SOURCE EXTRACT:

========

It is interesting to note that peaches and apricots were being grown at Yateley Hall a full century before the peach garden was recorded in advertisements for Fir Grove. Perhaps this garden was a local influence on Wadham and Catherine Wyndham as to what they could expect to grow.

 

Appendix II of 'The History of Yateley' by G H Stilwell edited by Sydney Loader is a list (extracted from 'Bramshill' by Sir William Cope, Bart) of all the pictures and paintings of the Wyndham family then at Bramshill. These pictures included (no. 10) a pastel of Mr Wadham Wyndham of Fir Grove. Picture no. 36 is of Wadham Wyndham’s brother Thomas Wyndham of Hawkchurch, Dorset and of Yateley, Hants, father of Anne Lady Cope (16). Sir William Cope described the picture as "In murrey-coat, with sword; holding his hat in his right hand." Picture no 41 is of Mr. Helyar Wadham Wyndham, Wadham Wyndham's nephew, described by Sir William Cope as "Half length. In brown velvet coat, white satin waistcoat; the right hand in the pocket, the left on his sword; his hat under his left arm. Architectural background. Son of Mr. Wyndham of Yateley (36) and brother of Anne, Lady Cope (16). Buried in Yateley Church. Died 3rd February, 1789, aged 64."

 

There are two pictures of Wadham Wyndham's sister (inscribed on the back as "Elizabeth, daur of Thomas Wyndham (of Hawkchurch, Dorset), wife to William Pitt, of Kingston, Dorset. ob. circa 1760 aet, 65." Arms on the picture; Pitt impaling Wyndham. Half length, seated; in white satin and lace; in her right hand flowers. A most beautiful and pleasing portrait. I do not know by whom it was painted. Mrs. Pitt was aunt of Anne, Lady Cope (16). *Correction, this is a mistake; the codicil of her will is dated 25th November, 1765, about which time she died, aged 70. She was born in 1695. See also no. 134." Of the second picture (no.134) also of Mrs. Pitt, Sir William wrote "Elizabeth Wyndham, wife of William Pitt, and aunt of Anne (Wyndham)Lady Cope (16). A charming portrait of the same person as no. 14 in the Red Drawing Room. She holds in her right hand a volume of the 'Spectator' open at 385 which contains as essay 'On Friendship;' a fitting attribute of this lady, who seems, from some of her papers in my possession, to have been of a most amiable disposition, and loving to her friends. She died about 1765."

========

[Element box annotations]
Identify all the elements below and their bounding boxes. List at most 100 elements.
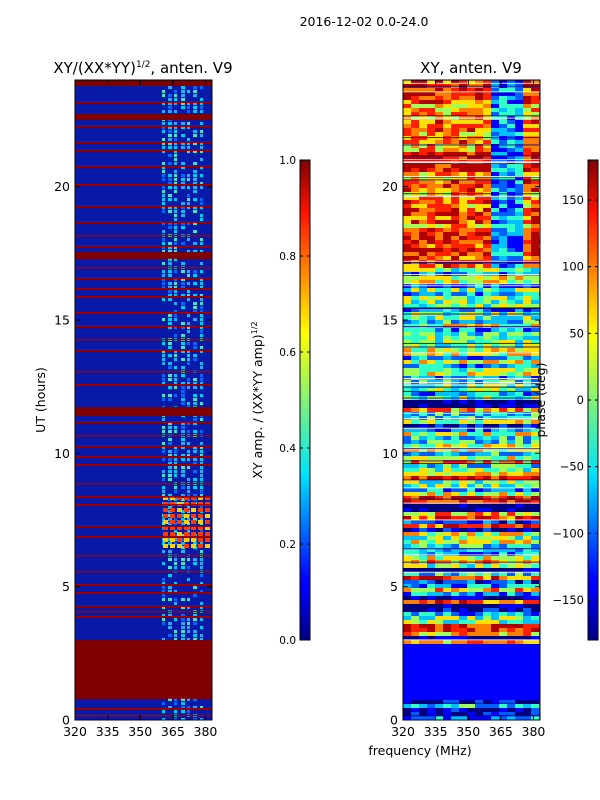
phase-cell [515, 380, 523, 384]
phase-cell [459, 696, 467, 700]
phase-cell [499, 260, 507, 264]
phase-cell [403, 700, 411, 704]
phase-cell [443, 680, 451, 684]
phase-cell [507, 364, 515, 368]
phase-cell [451, 152, 459, 156]
phase-flag-line [403, 412, 540, 414]
phase-cell [483, 216, 491, 220]
phase-cell [443, 324, 451, 328]
phase-cell [523, 544, 531, 548]
amplitude-rfi-cell [174, 246, 177, 249]
phase-cell [499, 660, 507, 664]
phase-cell [491, 648, 499, 652]
phase-cell [435, 616, 443, 620]
amplitude-rfi-cell [193, 206, 197, 209]
amplitude-rfi-cell [174, 94, 177, 97]
phase-cell [515, 144, 523, 148]
phase-cell [411, 360, 419, 364]
amplitude-rfi-cell [174, 702, 177, 705]
phase-cell [523, 236, 531, 240]
phase-cell [483, 644, 491, 648]
amplitude-rfi-cell [187, 90, 190, 93]
amplitude-rfi-cell [168, 346, 172, 349]
amplitude-rfi-cell [162, 562, 165, 565]
phase-cell [515, 592, 523, 596]
phase-cell [491, 388, 499, 392]
phase-cell [507, 104, 515, 108]
phase-cell [411, 464, 419, 468]
phase-cell [507, 180, 515, 184]
phase-cell [467, 264, 475, 268]
phase-cell [419, 276, 427, 280]
phase-cell [467, 380, 475, 384]
phase-cell [443, 672, 451, 676]
phase-cell [523, 664, 531, 668]
amplitude-rfi-cell [168, 130, 172, 133]
phase-cell [427, 696, 435, 700]
phase-cell [483, 704, 491, 708]
phase-cell [491, 596, 499, 600]
phase-cell [483, 296, 491, 300]
phase-cell [427, 180, 435, 184]
phase-cell [411, 264, 419, 268]
phase-cell [443, 228, 451, 232]
phase-cell [427, 504, 435, 508]
phase-cell [483, 416, 491, 420]
phase-cell [403, 632, 411, 636]
phase-cell [459, 668, 467, 672]
phase-cell [427, 600, 435, 604]
phase-cell [459, 176, 467, 180]
phase-flag-line [403, 342, 540, 344]
amplitude-rfi-cell [193, 638, 197, 641]
phase-cell [427, 300, 435, 304]
phase-cell [515, 456, 523, 460]
amplitude-colorbar-label-sup: 1/2 [250, 321, 259, 334]
phase-cell [507, 92, 515, 96]
phase-flag-line [403, 155, 540, 157]
phase-cell [531, 668, 539, 672]
phase-cell [443, 124, 451, 128]
phase-cell [443, 456, 451, 460]
amplitude-rfi-cell [193, 402, 197, 405]
phase-cell [475, 680, 483, 684]
amplitude-rfi-cell [193, 106, 197, 109]
amplitude-rfi-cell [200, 458, 203, 461]
amplitude-rfi-cell [187, 178, 190, 181]
phase-cell [403, 680, 411, 684]
phase-cell [531, 692, 539, 696]
amplitude-rfi-cell [168, 458, 172, 461]
phase-cell [531, 708, 539, 712]
phase-cell [523, 400, 531, 404]
amplitude-rfi-cell [174, 502, 177, 505]
phase-cell [507, 496, 515, 500]
phase-cell [459, 556, 467, 560]
phase-cell [451, 536, 459, 540]
amplitude-heatmap [75, 80, 212, 720]
phase-cell [459, 356, 467, 360]
phase-cell [507, 212, 515, 216]
phase-flag-line [403, 179, 540, 181]
amplitude-rfi-cell [200, 562, 203, 565]
phase-cell [451, 292, 459, 296]
amplitude-rfi-cell [168, 598, 172, 601]
phase-cell [467, 140, 475, 144]
phase-cell [507, 108, 515, 112]
phase-cell [411, 220, 419, 224]
phase-cell [475, 568, 483, 572]
phase-cell [443, 452, 451, 456]
phase-cell [531, 140, 539, 144]
amplitude-rfi-cell [181, 242, 185, 245]
phase-cell [523, 344, 531, 348]
phase-cell [427, 120, 435, 124]
phase-cell [483, 612, 491, 616]
phase-cell [515, 236, 523, 240]
phase-cell [459, 336, 467, 340]
phase-cell [427, 528, 435, 532]
phase-cell [499, 600, 507, 604]
phase-cell [467, 408, 475, 412]
phase-cell [515, 356, 523, 360]
phase-cell [523, 604, 531, 608]
phase-cell [467, 712, 475, 716]
phase-cell [419, 352, 427, 356]
amplitude-rfi-cell [162, 146, 165, 149]
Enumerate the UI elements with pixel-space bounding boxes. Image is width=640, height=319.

========

SHORT EXERCISE: For the Wyndham portraits extract, answer yes or no to whether each statement agrees with it, and quote the words that decide each one: (a) Sir William Cope describes picture no. 36 as showing Thomas Wyndham holding his hat in his right hand; (b) Helyar Wadham Wyndham died at age 70; (c) in picture no. 134, Mrs. Pitt holds a volume of the 'Spectator'. These records were taken from a different source than the text.

TASK ANSWER:
(a) Yes: "holding his hat in his right hand."
(b) No: "Died 3rd February, 1789, aged 64."
(c) Yes: "She holds in her right hand a volume of the 'Spectator' open at 385"